# DIRECTIONS FOR THIS TASK:
Exactly reproduce the lines beginning with the line that includes "Read this page and output its text content." and ending with the last line of the data.

— start EXCERPTED RECORDS —

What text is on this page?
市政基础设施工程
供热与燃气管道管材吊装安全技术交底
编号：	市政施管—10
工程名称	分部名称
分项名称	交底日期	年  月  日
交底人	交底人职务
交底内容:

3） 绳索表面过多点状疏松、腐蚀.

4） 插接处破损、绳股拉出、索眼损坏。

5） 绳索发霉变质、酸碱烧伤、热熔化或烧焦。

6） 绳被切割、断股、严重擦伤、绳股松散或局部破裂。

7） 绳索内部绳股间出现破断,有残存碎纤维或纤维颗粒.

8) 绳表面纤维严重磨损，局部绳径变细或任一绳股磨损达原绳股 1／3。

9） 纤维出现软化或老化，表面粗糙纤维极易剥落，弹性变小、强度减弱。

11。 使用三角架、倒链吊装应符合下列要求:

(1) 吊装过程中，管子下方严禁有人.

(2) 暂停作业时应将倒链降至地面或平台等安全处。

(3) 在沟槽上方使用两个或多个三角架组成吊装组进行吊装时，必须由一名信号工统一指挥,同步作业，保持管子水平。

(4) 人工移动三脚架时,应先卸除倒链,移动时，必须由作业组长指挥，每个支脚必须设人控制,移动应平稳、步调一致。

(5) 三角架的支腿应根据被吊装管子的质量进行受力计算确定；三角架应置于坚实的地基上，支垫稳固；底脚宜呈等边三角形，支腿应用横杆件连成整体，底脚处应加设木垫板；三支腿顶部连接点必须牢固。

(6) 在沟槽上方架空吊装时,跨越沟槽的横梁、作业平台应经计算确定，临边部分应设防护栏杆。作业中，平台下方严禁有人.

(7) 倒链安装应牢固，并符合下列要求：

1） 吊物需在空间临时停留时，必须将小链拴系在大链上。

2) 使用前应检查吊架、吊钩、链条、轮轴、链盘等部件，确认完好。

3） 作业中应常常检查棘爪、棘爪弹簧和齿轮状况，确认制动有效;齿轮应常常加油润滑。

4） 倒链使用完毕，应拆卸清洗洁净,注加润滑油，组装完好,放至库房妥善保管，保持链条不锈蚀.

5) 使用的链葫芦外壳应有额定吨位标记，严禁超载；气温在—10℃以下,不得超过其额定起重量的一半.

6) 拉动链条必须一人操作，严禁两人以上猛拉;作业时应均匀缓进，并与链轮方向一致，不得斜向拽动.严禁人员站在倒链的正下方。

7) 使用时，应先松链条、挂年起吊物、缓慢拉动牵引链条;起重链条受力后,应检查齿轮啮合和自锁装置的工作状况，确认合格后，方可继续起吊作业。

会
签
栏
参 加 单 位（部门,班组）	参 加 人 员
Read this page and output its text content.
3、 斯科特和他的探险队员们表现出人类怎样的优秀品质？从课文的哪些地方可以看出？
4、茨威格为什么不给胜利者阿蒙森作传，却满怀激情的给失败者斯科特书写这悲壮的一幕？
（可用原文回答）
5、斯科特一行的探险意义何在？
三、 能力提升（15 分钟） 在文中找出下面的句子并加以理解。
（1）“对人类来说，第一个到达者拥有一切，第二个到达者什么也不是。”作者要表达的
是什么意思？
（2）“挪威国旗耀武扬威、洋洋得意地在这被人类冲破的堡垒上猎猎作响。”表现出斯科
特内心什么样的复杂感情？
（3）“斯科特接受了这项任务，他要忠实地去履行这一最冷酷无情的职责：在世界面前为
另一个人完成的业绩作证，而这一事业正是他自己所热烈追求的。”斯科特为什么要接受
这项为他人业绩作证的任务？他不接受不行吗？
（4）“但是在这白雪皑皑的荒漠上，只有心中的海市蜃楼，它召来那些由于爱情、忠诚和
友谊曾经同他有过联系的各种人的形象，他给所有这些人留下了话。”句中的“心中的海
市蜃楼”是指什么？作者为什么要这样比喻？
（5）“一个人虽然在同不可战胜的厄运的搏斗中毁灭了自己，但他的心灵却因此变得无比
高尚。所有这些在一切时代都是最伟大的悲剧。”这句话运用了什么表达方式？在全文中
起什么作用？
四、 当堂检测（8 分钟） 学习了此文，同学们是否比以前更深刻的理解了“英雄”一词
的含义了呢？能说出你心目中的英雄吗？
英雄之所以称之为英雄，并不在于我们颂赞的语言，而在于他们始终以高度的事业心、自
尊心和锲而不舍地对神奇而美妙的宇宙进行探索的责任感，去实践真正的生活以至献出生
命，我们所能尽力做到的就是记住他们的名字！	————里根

— end EXCERPTED RECORDS —

# COMPLETE OUTPUT:
Read this page and output its text content.
3、 斯科特和他的探险队员们表现出人类怎样的优秀品质？从课文的哪些地方可以看出？
4、茨威格为什么不给胜利者阿蒙森作传，却满怀激情的给失败者斯科特书写这悲壮的一幕？
（可用原文回答）
5、斯科特一行的探险意义何在？
三、 能力提升（15 分钟） 在文中找出下面的句子并加以理解。
（1）“对人类来说，第一个到达者拥有一切，第二个到达者什么也不是。”作者要表达的
是什么意思？
（2）“挪威国旗耀武扬威、洋洋得意地在这被人类冲破的堡垒上猎猎作响。”表现出斯科
特内心什么样的复杂感情？
（3）“斯科特接受了这项任务，他要忠实地去履行这一最冷酷无情的职责：在世界面前为
另一个人完成的业绩作证，而这一事业正是他自己所热烈追求的。”斯科特为什么要接受
这项为他人业绩作证的任务？他不接受不行吗？
（4）“但是在这白雪皑皑的荒漠上，只有心中的海市蜃楼，它召来那些由于爱情、忠诚和
友谊曾经同他有过联系的各种人的形象，他给所有这些人留下了话。”句中的“心中的海
市蜃楼”是指什么？作者为什么要这样比喻？
（5）“一个人虽然在同不可战胜的厄运的搏斗中毁灭了自己，但他的心灵却因此变得无比
高尚。所有这些在一切时代都是最伟大的悲剧。”这句话运用了什么表达方式？在全文中
起什么作用？
四、 当堂检测（8 分钟） 学习了此文，同学们是否比以前更深刻的理解了“英雄”一词
的含义了呢？能说出你心目中的英雄吗？
英雄之所以称之为英雄，并不在于我们颂赞的语言，而在于他们始终以高度的事业心、自
尊心和锲而不舍地对神奇而美妙的宇宙进行探索的责任感，去实践真正的生活以至献出生
命，我们所能尽力做到的就是记住他们的名字！	————里根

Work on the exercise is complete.